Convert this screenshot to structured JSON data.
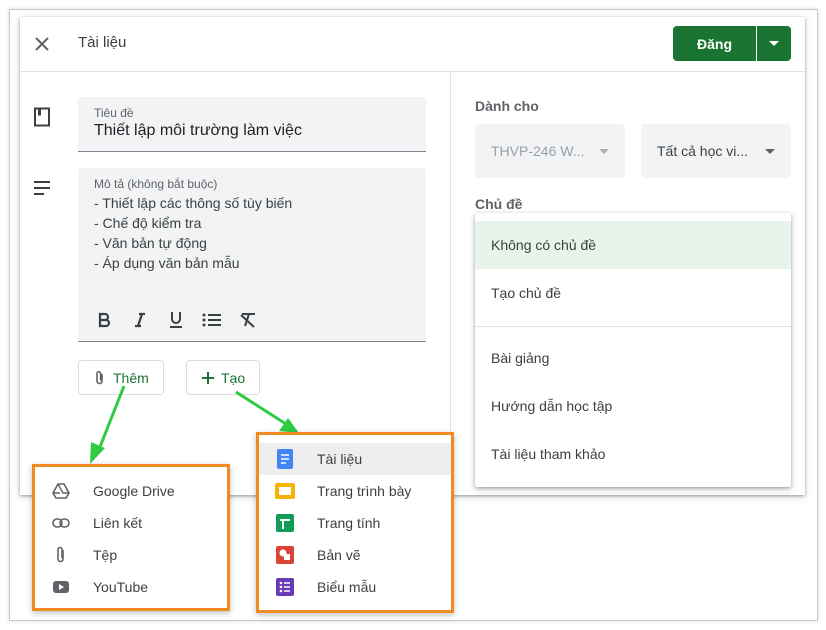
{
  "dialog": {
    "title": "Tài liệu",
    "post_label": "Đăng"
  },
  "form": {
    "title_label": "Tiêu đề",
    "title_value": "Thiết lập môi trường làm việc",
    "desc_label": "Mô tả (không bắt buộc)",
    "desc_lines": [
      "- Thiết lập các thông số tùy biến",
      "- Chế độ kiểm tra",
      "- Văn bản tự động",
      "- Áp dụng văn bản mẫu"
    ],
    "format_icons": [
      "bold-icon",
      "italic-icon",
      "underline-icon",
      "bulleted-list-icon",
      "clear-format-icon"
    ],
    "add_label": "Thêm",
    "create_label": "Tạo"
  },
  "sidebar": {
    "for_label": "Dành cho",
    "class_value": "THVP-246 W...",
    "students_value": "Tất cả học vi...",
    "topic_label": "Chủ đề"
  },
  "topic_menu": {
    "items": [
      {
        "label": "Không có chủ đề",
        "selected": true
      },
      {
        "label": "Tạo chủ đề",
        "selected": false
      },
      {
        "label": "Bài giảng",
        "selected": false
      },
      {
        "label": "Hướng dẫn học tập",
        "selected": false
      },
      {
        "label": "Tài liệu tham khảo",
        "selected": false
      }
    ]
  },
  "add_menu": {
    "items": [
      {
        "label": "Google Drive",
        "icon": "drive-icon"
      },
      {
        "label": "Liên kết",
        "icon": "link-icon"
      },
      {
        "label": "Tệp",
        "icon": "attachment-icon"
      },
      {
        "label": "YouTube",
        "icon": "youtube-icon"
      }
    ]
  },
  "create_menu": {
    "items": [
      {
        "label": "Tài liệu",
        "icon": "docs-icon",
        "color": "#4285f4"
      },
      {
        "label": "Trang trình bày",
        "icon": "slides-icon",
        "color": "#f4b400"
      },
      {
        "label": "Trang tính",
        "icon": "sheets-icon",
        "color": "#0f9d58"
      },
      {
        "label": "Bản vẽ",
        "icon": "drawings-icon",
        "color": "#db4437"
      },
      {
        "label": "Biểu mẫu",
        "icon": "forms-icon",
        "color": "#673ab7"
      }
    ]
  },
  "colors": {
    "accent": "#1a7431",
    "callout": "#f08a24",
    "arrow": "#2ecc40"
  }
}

- Problem statement
Write out each line of the data that holds the string "liệu".

- Written reply
    "title": "Tài liệu",
        "label": "Tài liệu tham khảo",
        "label": "Tài liệu",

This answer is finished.